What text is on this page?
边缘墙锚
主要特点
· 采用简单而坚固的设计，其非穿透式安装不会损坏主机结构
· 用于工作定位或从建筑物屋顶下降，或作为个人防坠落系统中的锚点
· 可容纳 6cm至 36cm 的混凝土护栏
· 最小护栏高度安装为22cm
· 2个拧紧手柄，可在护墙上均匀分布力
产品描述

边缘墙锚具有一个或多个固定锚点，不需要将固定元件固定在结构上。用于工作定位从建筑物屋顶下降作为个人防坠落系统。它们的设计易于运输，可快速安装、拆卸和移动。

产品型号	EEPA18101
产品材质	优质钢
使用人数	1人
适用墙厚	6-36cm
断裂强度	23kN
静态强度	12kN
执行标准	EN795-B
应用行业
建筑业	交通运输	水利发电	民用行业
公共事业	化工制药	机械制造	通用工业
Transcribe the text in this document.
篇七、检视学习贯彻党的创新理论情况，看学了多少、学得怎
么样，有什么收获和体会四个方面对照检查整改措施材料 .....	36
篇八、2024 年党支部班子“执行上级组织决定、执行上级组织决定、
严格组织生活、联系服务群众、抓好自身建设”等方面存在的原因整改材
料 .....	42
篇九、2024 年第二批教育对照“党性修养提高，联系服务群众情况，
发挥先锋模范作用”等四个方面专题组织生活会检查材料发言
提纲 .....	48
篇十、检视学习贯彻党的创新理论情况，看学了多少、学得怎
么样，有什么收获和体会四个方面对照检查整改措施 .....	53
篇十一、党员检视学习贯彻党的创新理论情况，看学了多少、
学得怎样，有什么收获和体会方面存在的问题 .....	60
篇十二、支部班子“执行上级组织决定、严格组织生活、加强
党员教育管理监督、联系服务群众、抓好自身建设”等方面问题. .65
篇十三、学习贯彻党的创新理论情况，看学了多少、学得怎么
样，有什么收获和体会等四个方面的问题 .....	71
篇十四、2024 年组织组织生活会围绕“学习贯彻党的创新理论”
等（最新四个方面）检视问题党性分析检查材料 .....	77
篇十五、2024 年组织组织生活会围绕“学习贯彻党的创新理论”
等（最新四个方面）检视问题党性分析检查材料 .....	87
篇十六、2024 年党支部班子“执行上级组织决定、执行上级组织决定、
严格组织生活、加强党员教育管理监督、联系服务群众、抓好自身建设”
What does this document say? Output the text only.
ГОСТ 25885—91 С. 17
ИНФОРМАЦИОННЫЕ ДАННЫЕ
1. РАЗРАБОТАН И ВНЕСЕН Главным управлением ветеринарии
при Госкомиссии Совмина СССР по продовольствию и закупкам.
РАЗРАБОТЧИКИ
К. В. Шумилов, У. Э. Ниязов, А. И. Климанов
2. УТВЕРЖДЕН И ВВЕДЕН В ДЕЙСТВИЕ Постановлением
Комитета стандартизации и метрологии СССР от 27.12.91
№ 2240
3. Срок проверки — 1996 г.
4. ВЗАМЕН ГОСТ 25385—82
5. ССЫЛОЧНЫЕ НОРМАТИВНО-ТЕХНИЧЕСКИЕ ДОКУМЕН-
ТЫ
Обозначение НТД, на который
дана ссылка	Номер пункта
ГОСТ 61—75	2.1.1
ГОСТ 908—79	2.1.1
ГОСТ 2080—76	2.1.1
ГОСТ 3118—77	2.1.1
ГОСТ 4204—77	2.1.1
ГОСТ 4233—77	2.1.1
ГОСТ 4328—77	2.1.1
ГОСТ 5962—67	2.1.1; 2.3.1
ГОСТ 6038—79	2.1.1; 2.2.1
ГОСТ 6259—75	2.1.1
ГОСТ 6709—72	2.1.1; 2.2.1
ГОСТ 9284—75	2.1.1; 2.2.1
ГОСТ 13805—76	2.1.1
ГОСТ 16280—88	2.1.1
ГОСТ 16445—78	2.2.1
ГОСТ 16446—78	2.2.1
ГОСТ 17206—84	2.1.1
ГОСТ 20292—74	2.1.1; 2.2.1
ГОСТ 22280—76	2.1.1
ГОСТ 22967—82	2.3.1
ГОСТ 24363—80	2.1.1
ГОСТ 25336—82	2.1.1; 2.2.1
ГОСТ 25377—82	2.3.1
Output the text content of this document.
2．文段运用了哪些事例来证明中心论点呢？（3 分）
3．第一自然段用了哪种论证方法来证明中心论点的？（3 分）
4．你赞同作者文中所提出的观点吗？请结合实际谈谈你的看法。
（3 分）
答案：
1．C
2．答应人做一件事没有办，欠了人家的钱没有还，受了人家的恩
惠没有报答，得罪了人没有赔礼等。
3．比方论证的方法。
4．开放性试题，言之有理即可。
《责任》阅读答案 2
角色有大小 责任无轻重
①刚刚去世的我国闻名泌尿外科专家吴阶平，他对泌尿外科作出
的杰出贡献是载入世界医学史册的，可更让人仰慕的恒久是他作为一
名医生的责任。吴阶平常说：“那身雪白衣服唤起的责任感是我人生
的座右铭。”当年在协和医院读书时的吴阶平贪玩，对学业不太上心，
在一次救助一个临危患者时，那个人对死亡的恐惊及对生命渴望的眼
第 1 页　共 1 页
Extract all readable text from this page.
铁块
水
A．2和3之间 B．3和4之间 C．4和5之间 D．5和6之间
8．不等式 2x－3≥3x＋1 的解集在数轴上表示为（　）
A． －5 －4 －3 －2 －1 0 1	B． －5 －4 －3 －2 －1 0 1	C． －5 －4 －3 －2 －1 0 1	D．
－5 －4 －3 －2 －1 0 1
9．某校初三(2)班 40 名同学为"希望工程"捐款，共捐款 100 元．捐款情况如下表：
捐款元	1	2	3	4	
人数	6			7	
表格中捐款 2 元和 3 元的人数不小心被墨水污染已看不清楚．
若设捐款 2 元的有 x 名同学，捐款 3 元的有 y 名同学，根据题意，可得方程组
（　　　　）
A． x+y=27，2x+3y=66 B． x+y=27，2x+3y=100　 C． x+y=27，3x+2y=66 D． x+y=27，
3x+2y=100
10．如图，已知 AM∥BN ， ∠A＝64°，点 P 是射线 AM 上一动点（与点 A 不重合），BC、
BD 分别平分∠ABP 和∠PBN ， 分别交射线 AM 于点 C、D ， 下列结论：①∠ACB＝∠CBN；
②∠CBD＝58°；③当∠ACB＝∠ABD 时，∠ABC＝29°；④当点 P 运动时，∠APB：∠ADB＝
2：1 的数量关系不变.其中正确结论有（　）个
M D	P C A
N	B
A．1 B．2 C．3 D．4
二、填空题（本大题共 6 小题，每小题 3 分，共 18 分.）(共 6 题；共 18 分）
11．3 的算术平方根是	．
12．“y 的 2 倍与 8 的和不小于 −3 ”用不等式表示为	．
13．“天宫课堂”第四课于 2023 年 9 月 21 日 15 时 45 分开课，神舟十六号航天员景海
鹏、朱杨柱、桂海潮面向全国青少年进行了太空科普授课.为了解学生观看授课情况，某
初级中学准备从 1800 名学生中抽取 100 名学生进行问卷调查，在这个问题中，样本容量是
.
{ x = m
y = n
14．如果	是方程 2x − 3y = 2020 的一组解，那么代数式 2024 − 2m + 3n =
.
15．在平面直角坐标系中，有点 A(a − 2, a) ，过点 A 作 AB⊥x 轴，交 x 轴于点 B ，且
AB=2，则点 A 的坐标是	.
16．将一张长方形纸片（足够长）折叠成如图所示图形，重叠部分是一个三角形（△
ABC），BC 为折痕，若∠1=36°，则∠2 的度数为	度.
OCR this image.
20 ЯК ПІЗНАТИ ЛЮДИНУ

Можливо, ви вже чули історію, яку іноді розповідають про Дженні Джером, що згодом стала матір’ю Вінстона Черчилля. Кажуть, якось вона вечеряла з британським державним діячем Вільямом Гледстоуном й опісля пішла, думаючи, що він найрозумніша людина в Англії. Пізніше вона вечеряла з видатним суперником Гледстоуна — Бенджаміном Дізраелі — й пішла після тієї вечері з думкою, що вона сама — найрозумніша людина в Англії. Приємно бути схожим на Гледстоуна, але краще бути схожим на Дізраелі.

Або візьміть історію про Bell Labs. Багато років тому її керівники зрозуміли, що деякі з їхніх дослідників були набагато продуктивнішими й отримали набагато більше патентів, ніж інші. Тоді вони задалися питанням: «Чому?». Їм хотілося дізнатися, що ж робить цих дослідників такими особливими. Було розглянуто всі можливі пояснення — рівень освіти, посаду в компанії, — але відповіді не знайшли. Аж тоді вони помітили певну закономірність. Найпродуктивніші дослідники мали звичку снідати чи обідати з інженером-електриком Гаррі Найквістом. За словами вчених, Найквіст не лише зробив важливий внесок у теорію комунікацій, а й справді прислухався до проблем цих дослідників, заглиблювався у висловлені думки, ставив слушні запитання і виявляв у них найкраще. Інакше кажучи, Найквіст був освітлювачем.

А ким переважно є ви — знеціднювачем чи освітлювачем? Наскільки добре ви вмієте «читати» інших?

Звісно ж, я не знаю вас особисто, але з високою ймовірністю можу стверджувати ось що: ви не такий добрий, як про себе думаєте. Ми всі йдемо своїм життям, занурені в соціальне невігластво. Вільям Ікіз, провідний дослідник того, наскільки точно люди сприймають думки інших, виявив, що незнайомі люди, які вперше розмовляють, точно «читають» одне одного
··········
- Goal -
Among the records above, find each line holding the string "СССР" and pull it out.

- The answer -
при Госкомиссии Совмина СССР по продовольствию и закупкам.
Комитета стандартизации и метрологии СССР от 27.12.91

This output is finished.